● **Problem**
All of the data must be printed exactly; please include every line.

● **Supplied entries**

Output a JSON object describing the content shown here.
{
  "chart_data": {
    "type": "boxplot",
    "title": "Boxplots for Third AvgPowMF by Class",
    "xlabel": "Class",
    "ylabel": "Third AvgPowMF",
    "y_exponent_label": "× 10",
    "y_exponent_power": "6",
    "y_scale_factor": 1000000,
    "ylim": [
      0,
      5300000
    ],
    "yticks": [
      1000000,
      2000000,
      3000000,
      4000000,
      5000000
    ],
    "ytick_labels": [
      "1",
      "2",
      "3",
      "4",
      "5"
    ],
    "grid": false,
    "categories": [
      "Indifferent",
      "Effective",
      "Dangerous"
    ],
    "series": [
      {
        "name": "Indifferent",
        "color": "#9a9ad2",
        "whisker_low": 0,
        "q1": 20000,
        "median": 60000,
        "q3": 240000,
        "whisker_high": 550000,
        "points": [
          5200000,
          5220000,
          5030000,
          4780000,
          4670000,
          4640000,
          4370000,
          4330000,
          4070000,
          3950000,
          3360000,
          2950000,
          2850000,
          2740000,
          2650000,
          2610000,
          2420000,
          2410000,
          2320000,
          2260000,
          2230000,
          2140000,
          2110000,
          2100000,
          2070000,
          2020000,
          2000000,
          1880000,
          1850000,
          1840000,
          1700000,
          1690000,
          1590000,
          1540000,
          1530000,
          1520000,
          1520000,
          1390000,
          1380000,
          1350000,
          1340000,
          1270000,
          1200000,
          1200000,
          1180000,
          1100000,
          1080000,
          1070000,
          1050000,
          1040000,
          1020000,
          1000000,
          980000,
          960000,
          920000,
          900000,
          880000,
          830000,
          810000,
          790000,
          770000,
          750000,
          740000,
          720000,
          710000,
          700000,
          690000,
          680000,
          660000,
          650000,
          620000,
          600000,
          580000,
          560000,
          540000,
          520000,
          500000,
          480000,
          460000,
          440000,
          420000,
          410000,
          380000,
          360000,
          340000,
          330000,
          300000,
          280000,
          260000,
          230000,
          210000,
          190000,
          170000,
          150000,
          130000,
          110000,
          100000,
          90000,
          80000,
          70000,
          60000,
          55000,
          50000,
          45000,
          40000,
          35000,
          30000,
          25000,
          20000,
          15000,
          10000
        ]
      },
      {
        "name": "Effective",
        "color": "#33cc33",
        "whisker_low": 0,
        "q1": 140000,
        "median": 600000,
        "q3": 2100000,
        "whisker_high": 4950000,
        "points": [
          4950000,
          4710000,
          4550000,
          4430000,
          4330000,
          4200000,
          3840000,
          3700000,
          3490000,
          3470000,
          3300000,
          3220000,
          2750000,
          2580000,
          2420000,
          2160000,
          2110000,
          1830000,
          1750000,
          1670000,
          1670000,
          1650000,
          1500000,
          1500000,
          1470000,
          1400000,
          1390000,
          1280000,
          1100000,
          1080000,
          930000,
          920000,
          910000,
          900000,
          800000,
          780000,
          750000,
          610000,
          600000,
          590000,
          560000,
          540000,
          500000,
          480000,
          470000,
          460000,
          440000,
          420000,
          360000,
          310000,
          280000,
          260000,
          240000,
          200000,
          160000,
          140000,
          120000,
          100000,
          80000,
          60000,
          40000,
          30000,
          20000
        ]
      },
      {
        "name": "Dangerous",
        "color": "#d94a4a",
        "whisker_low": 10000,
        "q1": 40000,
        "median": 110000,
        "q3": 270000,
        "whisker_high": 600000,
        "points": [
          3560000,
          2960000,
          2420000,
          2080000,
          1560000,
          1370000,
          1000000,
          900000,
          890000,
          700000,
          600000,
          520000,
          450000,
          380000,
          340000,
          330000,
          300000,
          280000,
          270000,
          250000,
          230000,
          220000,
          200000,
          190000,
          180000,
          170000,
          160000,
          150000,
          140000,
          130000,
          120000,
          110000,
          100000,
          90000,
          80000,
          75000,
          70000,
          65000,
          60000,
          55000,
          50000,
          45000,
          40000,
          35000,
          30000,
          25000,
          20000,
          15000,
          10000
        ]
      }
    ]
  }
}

● **Result of this exercise**
Output a JSON object describing the content shown here.
{
  "chart_data": {
    "type": "boxplot",
    "title": "Boxplots for Third AvgPowMF by Class",
    "xlabel": "Class",
    "ylabel": "Third AvgPowMF",
    "y_exponent_label": "× 10",
    "y_exponent_power": "6",
    "y_scale_factor": 1000000,
    "ylim": [
      0,
      5300000
    ],
    "yticks": [
      1000000,
      2000000,
      3000000,
      4000000,
      5000000
    ],
    "ytick_labels": [
      "1",
      "2",
      "3",
      "4",
      "5"
    ],
    "grid": false,
    "categories": [
      "Indifferent",
      "Effective",
      "Dangerous"
    ],
    "series": [
      {
        "name": "Indifferent",
        "color": "#9a9ad2",
        "whisker_low": 0,
        "q1": 20000,
        "median": 60000,
        "q3": 240000,
        "whisker_high": 550000,
        "points": [
          5200000,
          5220000,
          5030000,
          4780000,
          4670000,
          4640000,
          4370000,
          4330000,
          4070000,
          3950000,
          3360000,
          2950000,
          2850000,
          2740000,
          2650000,
          2610000,
          2420000,
          2410000,
          2320000,
          2260000,
          2230000,
          2140000,
          2110000,
          2100000,
          2070000,
          2020000,
          2000000,
          1880000,
          1850000,
          1840000,
          1700000,
          1690000,
          1590000,
          1540000,
          1530000,
          1520000,
          1520000,
          1390000,
          1380000,
          1350000,
          1340000,
          1270000,
          1200000,
          1200000,
          1180000,
          1100000,
          1080000,
          1070000,
          1050000,
          1040000,
          1020000,
          1000000,
          980000,
          960000,
          920000,
          900000,
          880000,
          830000,
          810000,
          790000,
          770000,
          750000,
          740000,
          720000,
          710000,
          700000,
          690000,
          680000,
          660000,
          650000,
          620000,
          600000,
          580000,
          560000,
          540000,
          520000,
          500000,
          480000,
          460000,
          440000,
          420000,
          410000,
          380000,
          360000,
          340000,
          330000,
          300000,
          280000,
          260000,
          230000,
          210000,
          190000,
          170000,
          150000,
          130000,
          110000,
          100000,
          90000,
          80000,
          70000,
          60000,
          55000,
          50000,
          45000,
          40000,
          35000,
          30000,
          25000,
          20000,
          15000,
          10000
        ]
      },
      {
        "name": "Effective",
        "color": "#33cc33",
        "whisker_low": 0,
        "q1": 140000,
        "median": 600000,
        "q3": 2100000,
        "whisker_high": 4950000,
        "points": [
          4950000,
          4710000,
          4550000,
          4430000,
          4330000,
          4200000,
          3840000,
          3700000,
          3490000,
          3470000,
          3300000,
          3220000,
          2750000,
          2580000,
          2420000,
          2160000,
          2110000,
          1830000,
          1750000,
          1670000,
          1670000,
          1650000,
          1500000,
          1500000,
          1470000,
          1400000,
          1390000,
          1280000,
          1100000,
          1080000,
          930000,
          920000,
          910000,
          900000,
          800000,
          780000,
          750000,
          610000,
          600000,
          590000,
          560000,
          540000,
          500000,
          480000,
          470000,
          460000,
          440000,
          420000,
          360000,
          310000,
          280000,
          260000,
          240000,
          200000,
          160000,
          140000,
          120000,
          100000,
          80000,
          60000,
          40000,
          30000,
          20000
        ]
      },
      {
        "name": "Dangerous",
        "color": "#d94a4a",
        "whisker_low": 10000,
        "q1": 40000,
        "median": 110000,
        "q3": 270000,
        "whisker_high": 600000,
        "points": [
          3560000,
          2960000,
          2420000,
          2080000,
          1560000,
          1370000,
          1000000,
          900000,
          890000,
          700000,
          600000,
          520000,
          450000,
          380000,
          340000,
          330000,
          300000,
          280000,
          270000,
          250000,
          230000,
          220000,
          200000,
          190000,
          180000,
          170000,
          160000,
          150000,
          140000,
          130000,
          120000,
          110000,
          100000,
          90000,
          80000,
          75000,
          70000,
          65000,
          60000,
          55000,
          50000,
          45000,
          40000,
          35000,
          30000,
          25000,
          20000,
          15000,
          10000
        ]
      }
    ]
  }
}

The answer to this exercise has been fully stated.